------ Data to use

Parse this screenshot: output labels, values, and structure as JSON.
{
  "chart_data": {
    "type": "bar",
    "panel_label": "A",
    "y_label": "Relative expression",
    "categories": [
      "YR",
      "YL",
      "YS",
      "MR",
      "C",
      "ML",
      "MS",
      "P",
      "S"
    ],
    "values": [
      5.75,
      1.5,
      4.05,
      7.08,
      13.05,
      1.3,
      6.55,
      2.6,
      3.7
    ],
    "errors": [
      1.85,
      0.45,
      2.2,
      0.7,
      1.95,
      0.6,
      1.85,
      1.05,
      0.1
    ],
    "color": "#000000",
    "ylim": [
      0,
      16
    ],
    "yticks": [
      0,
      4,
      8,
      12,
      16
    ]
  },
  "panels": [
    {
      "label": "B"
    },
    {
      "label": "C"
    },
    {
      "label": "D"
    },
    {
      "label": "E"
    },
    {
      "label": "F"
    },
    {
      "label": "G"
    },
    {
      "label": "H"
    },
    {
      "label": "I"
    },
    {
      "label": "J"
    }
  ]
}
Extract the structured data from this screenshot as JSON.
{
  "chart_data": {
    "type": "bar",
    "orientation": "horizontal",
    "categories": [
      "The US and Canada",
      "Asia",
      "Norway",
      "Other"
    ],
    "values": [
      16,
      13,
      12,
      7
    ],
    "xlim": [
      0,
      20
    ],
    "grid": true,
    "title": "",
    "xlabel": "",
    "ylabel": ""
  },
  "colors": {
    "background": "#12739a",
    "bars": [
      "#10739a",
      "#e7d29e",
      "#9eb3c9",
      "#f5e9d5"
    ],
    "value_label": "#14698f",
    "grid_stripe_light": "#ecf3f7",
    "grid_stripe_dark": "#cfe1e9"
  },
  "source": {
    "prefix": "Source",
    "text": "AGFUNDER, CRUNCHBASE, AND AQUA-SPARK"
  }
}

------------

Make an exact copy of the data above.

Parse this screenshot: output labels, values, and structure as JSON.
{
  "chart_data": {
    "type": "bar",
    "panel_label": "A",
    "y_label": "Relative expression",
    "categories": [
      "YR",
      "YL",
      "YS",
      "MR",
      "C",
      "ML",
      "MS",
      "P",
      "S"
    ],
    "values": [
      5.75,
      1.5,
      4.05,
      7.08,
      13.05,
      1.3,
      6.55,
      2.6,
      3.7
    ],
    "errors": [
      1.85,
      0.45,
      2.2,
      0.7,
      1.95,
      0.6,
      1.85,
      1.05,
      0.1
    ],
    "color": "#000000",
    "ylim": [
      0,
      16
    ],
    "yticks": [
      0,
      4,
      8,
      12,
      16
    ]
  },
  "panels": [
    {
      "label": "B"
    },
    {
      "label": "C"
    },
    {
      "label": "D"
    },
    {
      "label": "E"
    },
    {
      "label": "F"
    },
    {
      "label": "G"
    },
    {
      "label": "H"
    },
    {
      "label": "I"
    },
    {
      "label": "J"
    }
  ]
}
Extract the structured data from this screenshot as JSON.
{
  "chart_data": {
    "type": "bar",
    "orientation": "horizontal",
    "categories": [
      "The US and Canada",
      "Asia",
      "Norway",
      "Other"
    ],
    "values": [
      16,
      13,
      12,
      7
    ],
    "xlim": [
      0,
      20
    ],
    "grid": true,
    "title": "",
    "xlabel": "",
    "ylabel": ""
  },
  "colors": {
    "background": "#12739a",
    "bars": [
      "#10739a",
      "#e7d29e",
      "#9eb3c9",
      "#f5e9d5"
    ],
    "value_label": "#14698f",
    "grid_stripe_light": "#ecf3f7",
    "grid_stripe_dark": "#cfe1e9"
  },
  "source": {
    "prefix": "Source",
    "text": "AGFUNDER, CRUNCHBASE, AND AQUA-SPARK"
  }
}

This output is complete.